*Provided data*
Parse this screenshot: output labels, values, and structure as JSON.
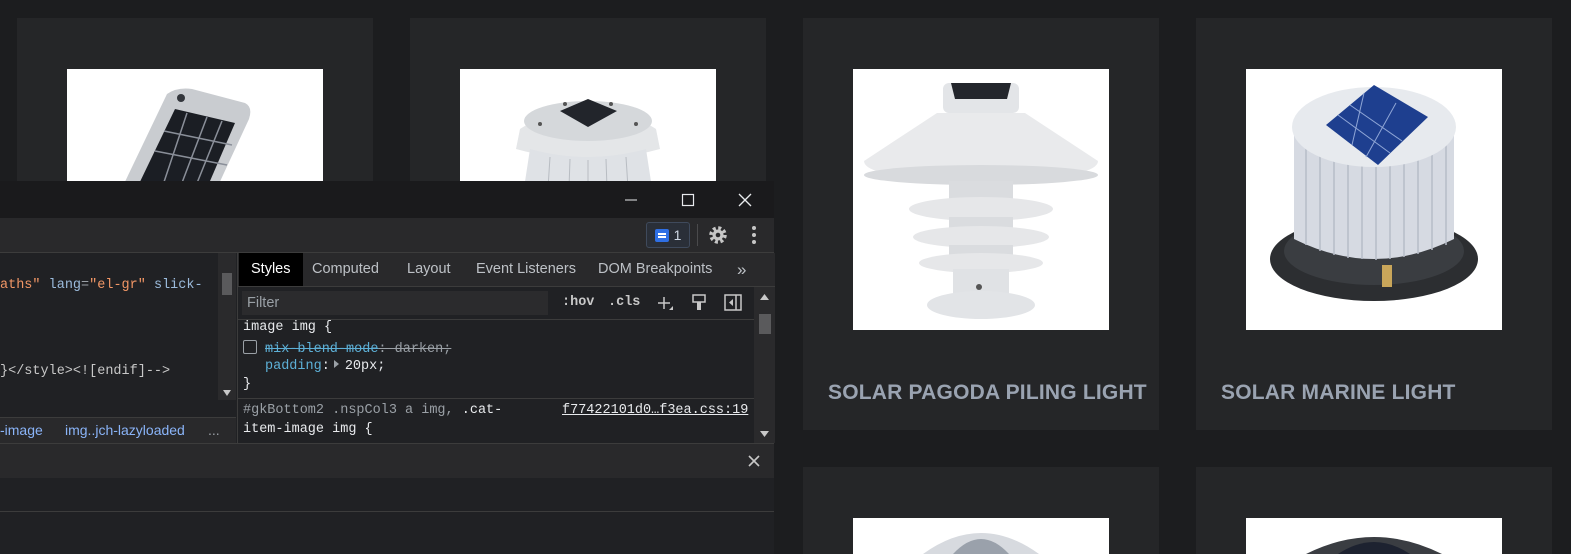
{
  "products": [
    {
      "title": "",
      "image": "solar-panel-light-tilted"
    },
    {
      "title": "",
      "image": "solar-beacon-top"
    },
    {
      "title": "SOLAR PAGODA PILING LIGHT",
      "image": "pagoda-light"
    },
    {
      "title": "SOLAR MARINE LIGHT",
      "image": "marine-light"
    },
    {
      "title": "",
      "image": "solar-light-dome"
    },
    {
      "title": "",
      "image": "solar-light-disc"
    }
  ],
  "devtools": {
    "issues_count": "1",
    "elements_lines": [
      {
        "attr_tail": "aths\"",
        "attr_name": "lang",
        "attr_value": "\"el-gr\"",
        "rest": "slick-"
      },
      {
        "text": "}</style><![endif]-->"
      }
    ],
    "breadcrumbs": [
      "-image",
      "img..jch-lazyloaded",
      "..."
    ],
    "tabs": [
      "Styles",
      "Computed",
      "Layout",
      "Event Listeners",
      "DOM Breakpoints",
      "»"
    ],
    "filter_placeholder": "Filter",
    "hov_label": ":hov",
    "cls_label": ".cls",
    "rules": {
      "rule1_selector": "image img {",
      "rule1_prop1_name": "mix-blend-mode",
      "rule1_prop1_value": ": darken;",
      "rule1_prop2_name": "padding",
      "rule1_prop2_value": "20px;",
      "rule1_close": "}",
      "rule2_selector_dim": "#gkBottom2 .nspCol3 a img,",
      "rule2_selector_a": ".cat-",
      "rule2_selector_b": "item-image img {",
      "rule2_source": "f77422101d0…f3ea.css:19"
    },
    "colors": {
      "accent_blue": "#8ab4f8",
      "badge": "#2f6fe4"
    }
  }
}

*Stated task*
Your copy should hold every record word for word and none of the pictures.

*Written response*
Parse this screenshot: output labels, values, and structure as JSON.
{
  "products": [
    {
      "title": "",
      "image": "solar-panel-light-tilted"
    },
    {
      "title": "",
      "image": "solar-beacon-top"
    },
    {
      "title": "SOLAR PAGODA PILING LIGHT",
      "image": "pagoda-light"
    },
    {
      "title": "SOLAR MARINE LIGHT",
      "image": "marine-light"
    },
    {
      "title": "",
      "image": "solar-light-dome"
    },
    {
      "title": "",
      "image": "solar-light-disc"
    }
  ],
  "devtools": {
    "issues_count": "1",
    "elements_lines": [
      {
        "attr_tail": "aths\"",
        "attr_name": "lang",
        "attr_value": "\"el-gr\"",
        "rest": "slick-"
      },
      {
        "text": "}</style><![endif]-->"
      }
    ],
    "breadcrumbs": [
      "-image",
      "img..jch-lazyloaded",
      "..."
    ],
    "tabs": [
      "Styles",
      "Computed",
      "Layout",
      "Event Listeners",
      "DOM Breakpoints",
      "»"
    ],
    "filter_placeholder": "Filter",
    "hov_label": ":hov",
    "cls_label": ".cls",
    "rules": {
      "rule1_selector": "image img {",
      "rule1_prop1_name": "mix-blend-mode",
      "rule1_prop1_value": ": darken;",
      "rule1_prop2_name": "padding",
      "rule1_prop2_value": "20px;",
      "rule1_close": "}",
      "rule2_selector_dim": "#gkBottom2 .nspCol3 a img,",
      "rule2_selector_a": ".cat-",
      "rule2_selector_b": "item-image img {",
      "rule2_source": "f77422101d0…f3ea.css:19"
    },
    "colors": {
      "accent_blue": "#8ab4f8",
      "badge": "#2f6fe4"
    }
  }
}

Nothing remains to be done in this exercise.